[BEGIN]
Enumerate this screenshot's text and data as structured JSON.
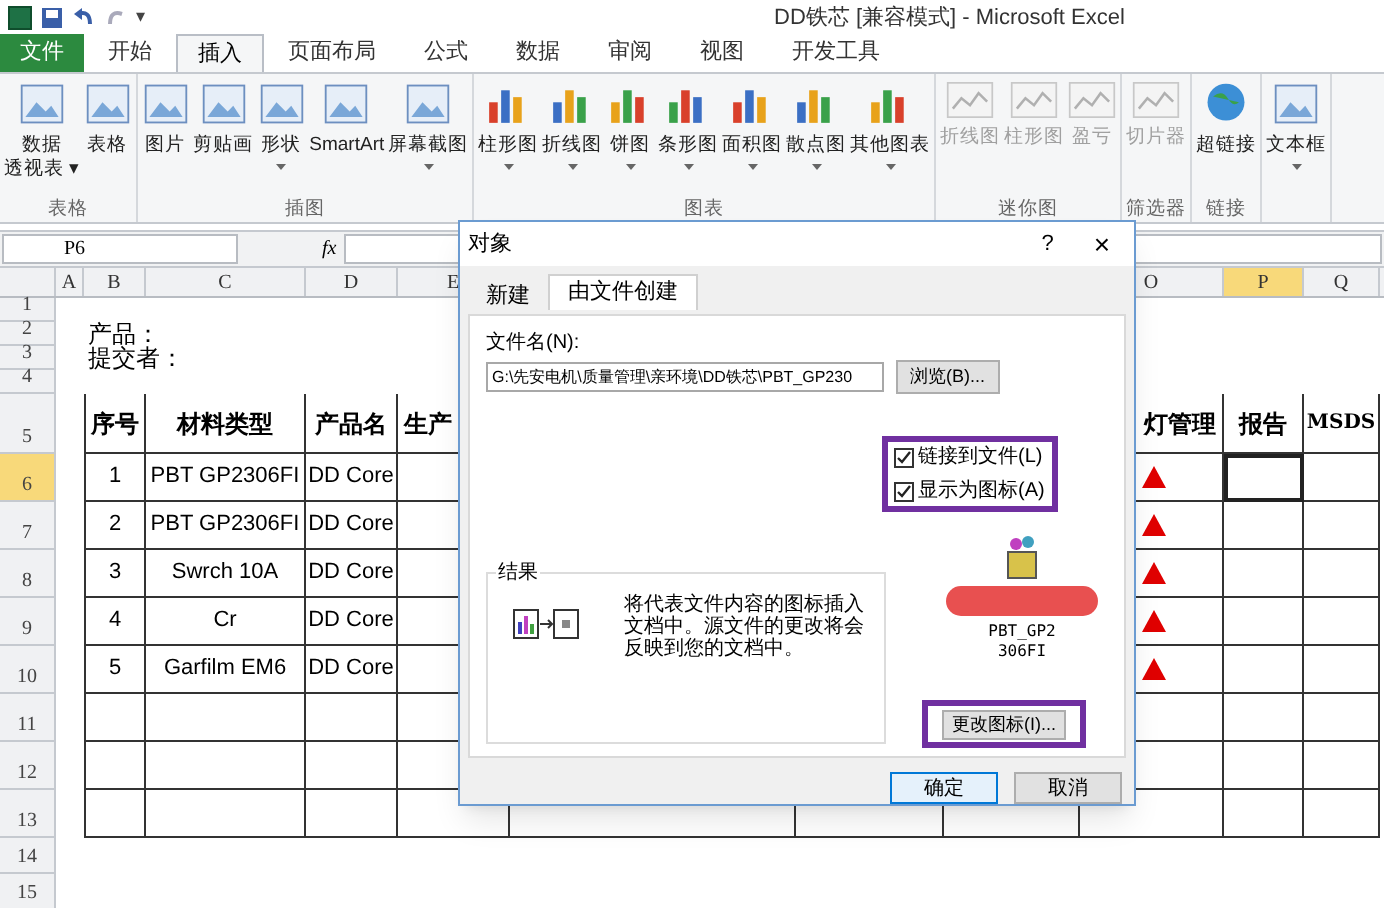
{
  "window": {
    "title": "DD铁芯 [兼容模式] - Microsoft Excel"
  },
  "quick_access": [
    "▾"
  ],
  "tabs": [
    {
      "label": "文件",
      "kind": "file",
      "selected": false
    },
    {
      "label": "开始",
      "kind": "tab",
      "selected": false
    },
    {
      "label": "插入",
      "kind": "tab",
      "selected": true
    },
    {
      "label": "页面布局",
      "kind": "tab",
      "selected": false
    },
    {
      "label": "公式",
      "kind": "tab",
      "selected": false
    },
    {
      "label": "数据",
      "kind": "tab",
      "selected": false
    },
    {
      "label": "审阅",
      "kind": "tab",
      "selected": false
    },
    {
      "label": "视图",
      "kind": "tab",
      "selected": false
    },
    {
      "label": "开发工具",
      "kind": "tab",
      "selected": false
    }
  ],
  "ribbon": [
    {
      "label": "表格",
      "items": [
        {
          "label": "数据",
          "label2": "透视表 ▾",
          "disabled": false
        },
        {
          "label": "表格",
          "disabled": false
        }
      ]
    },
    {
      "label": "插图",
      "items": [
        {
          "label": "图片",
          "disabled": false
        },
        {
          "label": "剪贴画",
          "disabled": false
        },
        {
          "label": "形状",
          "dropdown": true,
          "disabled": false
        },
        {
          "label": "SmartArt",
          "disabled": false
        },
        {
          "label": "屏幕截图",
          "dropdown": true,
          "disabled": false
        }
      ]
    },
    {
      "label": "图表",
      "items": [
        {
          "label": "柱形图",
          "dropdown": true,
          "disabled": false
        },
        {
          "label": "折线图",
          "dropdown": true,
          "disabled": false
        },
        {
          "label": "饼图",
          "dropdown": true,
          "disabled": false
        },
        {
          "label": "条形图",
          "dropdown": true,
          "disabled": false
        },
        {
          "label": "面积图",
          "dropdown": true,
          "disabled": false
        },
        {
          "label": "散点图",
          "dropdown": true,
          "disabled": false
        },
        {
          "label": "其他图表",
          "dropdown": true,
          "disabled": false
        }
      ]
    },
    {
      "label": "迷你图",
      "items": [
        {
          "label": "折线图",
          "disabled": true
        },
        {
          "label": "柱形图",
          "disabled": true
        },
        {
          "label": "盈亏",
          "disabled": true
        }
      ]
    },
    {
      "label": "筛选器",
      "items": [
        {
          "label": "切片器",
          "disabled": true
        }
      ]
    },
    {
      "label": "链接",
      "items": [
        {
          "label": "超链接",
          "disabled": false
        }
      ]
    },
    {
      "items": [
        {
          "label": "文本框",
          "dropdown": true,
          "disabled": false
        }
      ]
    }
  ],
  "formula_bar": {
    "name_box": "P6",
    "fx": "fx"
  },
  "sheet": {
    "columns": [
      {
        "label": "A",
        "selected": false
      },
      {
        "label": "B",
        "selected": false
      },
      {
        "label": "C",
        "selected": false
      },
      {
        "label": "D",
        "selected": false
      },
      {
        "label": "E",
        "selected": false
      },
      {
        "label": "O",
        "selected": false
      },
      {
        "label": "P",
        "selected": true
      },
      {
        "label": "Q",
        "selected": false
      }
    ],
    "rows": [
      {
        "number": "1",
        "kind": "blank",
        "selected": false
      },
      {
        "number": "2",
        "kind": "text",
        "text": "产品：",
        "selected": false
      },
      {
        "number": "3",
        "kind": "text",
        "text": "提交者：",
        "selected": false
      },
      {
        "number": "4",
        "kind": "blank",
        "selected": false
      },
      {
        "number": "5",
        "kind": "header",
        "cells": [
          "序号",
          "材料类型",
          "产品名",
          "生产"
        ],
        "right_cells": [
          "灯管理",
          "报告",
          "MSDS"
        ],
        "selected": false
      },
      {
        "number": "6",
        "kind": "data",
        "cells": [
          "1",
          "PBT GP2306FI",
          "DD Core"
        ],
        "alert": true,
        "selected": true
      },
      {
        "number": "7",
        "kind": "data",
        "cells": [
          "2",
          "PBT GP2306FI",
          "DD Core"
        ],
        "alert": true,
        "selected": false
      },
      {
        "number": "8",
        "kind": "data",
        "cells": [
          "3",
          "Swrch 10A",
          "DD Core"
        ],
        "alert": true,
        "selected": false
      },
      {
        "number": "9",
        "kind": "data",
        "cells": [
          "4",
          "Cr",
          "DD Core"
        ],
        "alert": true,
        "selected": false
      },
      {
        "number": "10",
        "kind": "data",
        "cells": [
          "5",
          "Garfilm EM6",
          "DD Core"
        ],
        "alert": true,
        "selected": false
      },
      {
        "number": "11",
        "kind": "data",
        "cells": [],
        "alert": false,
        "selected": false
      },
      {
        "number": "12",
        "kind": "data",
        "cells": [],
        "alert": false,
        "selected": false
      },
      {
        "number": "13",
        "kind": "data",
        "cells": [],
        "alert": false,
        "selected": false
      },
      {
        "number": "14",
        "kind": "blank",
        "selected": false
      },
      {
        "number": "15",
        "kind": "blank",
        "selected": false
      }
    ]
  },
  "dialog": {
    "title": "对象",
    "help": "?",
    "close": "×",
    "tabs": [
      {
        "label": "新建",
        "selected": false
      },
      {
        "label": "由文件创建",
        "selected": true
      }
    ],
    "file_label": "文件名(N):",
    "file_value": "G:\\先安电机\\质量管理\\亲环境\\DD铁芯\\PBT_GP230",
    "browse": "浏览(B)...",
    "options": [
      {
        "label": "链接到文件(L)",
        "checked": true
      },
      {
        "label": "显示为图标(A)",
        "checked": true
      }
    ],
    "result_label": "结果",
    "result_text": "将代表文件内容的图标插入文档中。源文件的更改将会反映到您的文档中。",
    "icon_caption": [
      "PBT_GP2",
      "306FI"
    ],
    "change_icon": "更改图标(I)...",
    "ok": "确定",
    "cancel": "取消"
  }
}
[END]
● Brief:
Copy out the whole listing exactly, and don't carry over any pictures.

● Task response:
Enumerate this screenshot's text and data as structured JSON.
{
  "window": {
    "title": "DD铁芯 [兼容模式] - Microsoft Excel"
  },
  "quick_access": [
    "▾"
  ],
  "tabs": [
    {
      "label": "文件",
      "kind": "file",
      "selected": false
    },
    {
      "label": "开始",
      "kind": "tab",
      "selected": false
    },
    {
      "label": "插入",
      "kind": "tab",
      "selected": true
    },
    {
      "label": "页面布局",
      "kind": "tab",
      "selected": false
    },
    {
      "label": "公式",
      "kind": "tab",
      "selected": false
    },
    {
      "label": "数据",
      "kind": "tab",
      "selected": false
    },
    {
      "label": "审阅",
      "kind": "tab",
      "selected": false
    },
    {
      "label": "视图",
      "kind": "tab",
      "selected": false
    },
    {
      "label": "开发工具",
      "kind": "tab",
      "selected": false
    }
  ],
  "ribbon": [
    {
      "label": "表格",
      "items": [
        {
          "label": "数据",
          "label2": "透视表 ▾",
          "disabled": false
        },
        {
          "label": "表格",
          "disabled": false
        }
      ]
    },
    {
      "label": "插图",
      "items": [
        {
          "label": "图片",
          "disabled": false
        },
        {
          "label": "剪贴画",
          "disabled": false
        },
        {
          "label": "形状",
          "dropdown": true,
          "disabled": false
        },
        {
          "label": "SmartArt",
          "disabled": false
        },
        {
          "label": "屏幕截图",
          "dropdown": true,
          "disabled": false
        }
      ]
    },
    {
      "label": "图表",
      "items": [
        {
          "label": "柱形图",
          "dropdown": true,
          "disabled": false
        },
        {
          "label": "折线图",
          "dropdown": true,
          "disabled": false
        },
        {
          "label": "饼图",
          "dropdown": true,
          "disabled": false
        },
        {
          "label": "条形图",
          "dropdown": true,
          "disabled": false
        },
        {
          "label": "面积图",
          "dropdown": true,
          "disabled": false
        },
        {
          "label": "散点图",
          "dropdown": true,
          "disabled": false
        },
        {
          "label": "其他图表",
          "dropdown": true,
          "disabled": false
        }
      ]
    },
    {
      "label": "迷你图",
      "items": [
        {
          "label": "折线图",
          "disabled": true
        },
        {
          "label": "柱形图",
          "disabled": true
        },
        {
          "label": "盈亏",
          "disabled": true
        }
      ]
    },
    {
      "label": "筛选器",
      "items": [
        {
          "label": "切片器",
          "disabled": true
        }
      ]
    },
    {
      "label": "链接",
      "items": [
        {
          "label": "超链接",
          "disabled": false
        }
      ]
    },
    {
      "items": [
        {
          "label": "文本框",
          "dropdown": true,
          "disabled": false
        }
      ]
    }
  ],
  "formula_bar": {
    "name_box": "P6",
    "fx": "fx"
  },
  "sheet": {
    "columns": [
      {
        "label": "A",
        "selected": false
      },
      {
        "label": "B",
        "selected": false
      },
      {
        "label": "C",
        "selected": false
      },
      {
        "label": "D",
        "selected": false
      },
      {
        "label": "E",
        "selected": false
      },
      {
        "label": "O",
        "selected": false
      },
      {
        "label": "P",
        "selected": true
      },
      {
        "label": "Q",
        "selected": false
      }
    ],
    "rows": [
      {
        "number": "1",
        "kind": "blank",
        "selected": false
      },
      {
        "number": "2",
        "kind": "text",
        "text": "产品：",
        "selected": false
      },
      {
        "number": "3",
        "kind": "text",
        "text": "提交者：",
        "selected": false
      },
      {
        "number": "4",
        "kind": "blank",
        "selected": false
      },
      {
        "number": "5",
        "kind": "header",
        "cells": [
          "序号",
          "材料类型",
          "产品名",
          "生产"
        ],
        "right_cells": [
          "灯管理",
          "报告",
          "MSDS"
        ],
        "selected": false
      },
      {
        "number": "6",
        "kind": "data",
        "cells": [
          "1",
          "PBT GP2306FI",
          "DD Core"
        ],
        "alert": true,
        "selected": true
      },
      {
        "number": "7",
        "kind": "data",
        "cells": [
          "2",
          "PBT GP2306FI",
          "DD Core"
        ],
        "alert": true,
        "selected": false
      },
      {
        "number": "8",
        "kind": "data",
        "cells": [
          "3",
          "Swrch 10A",
          "DD Core"
        ],
        "alert": true,
        "selected": false
      },
      {
        "number": "9",
        "kind": "data",
        "cells": [
          "4",
          "Cr",
          "DD Core"
        ],
        "alert": true,
        "selected": false
      },
      {
        "number": "10",
        "kind": "data",
        "cells": [
          "5",
          "Garfilm EM6",
          "DD Core"
        ],
        "alert": true,
        "selected": false
      },
      {
        "number": "11",
        "kind": "data",
        "cells": [],
        "alert": false,
        "selected": false
      },
      {
        "number": "12",
        "kind": "data",
        "cells": [],
        "alert": false,
        "selected": false
      },
      {
        "number": "13",
        "kind": "data",
        "cells": [],
        "alert": false,
        "selected": false
      },
      {
        "number": "14",
        "kind": "blank",
        "selected": false
      },
      {
        "number": "15",
        "kind": "blank",
        "selected": false
      }
    ]
  },
  "dialog": {
    "title": "对象",
    "help": "?",
    "close": "×",
    "tabs": [
      {
        "label": "新建",
        "selected": false
      },
      {
        "label": "由文件创建",
        "selected": true
      }
    ],
    "file_label": "文件名(N):",
    "file_value": "G:\\先安电机\\质量管理\\亲环境\\DD铁芯\\PBT_GP230",
    "browse": "浏览(B)...",
    "options": [
      {
        "label": "链接到文件(L)",
        "checked": true
      },
      {
        "label": "显示为图标(A)",
        "checked": true
      }
    ],
    "result_label": "结果",
    "result_text": "将代表文件内容的图标插入文档中。源文件的更改将会反映到您的文档中。",
    "icon_caption": [
      "PBT_GP2",
      "306FI"
    ],
    "change_icon": "更改图标(I)...",
    "ok": "确定",
    "cancel": "取消"
  }
}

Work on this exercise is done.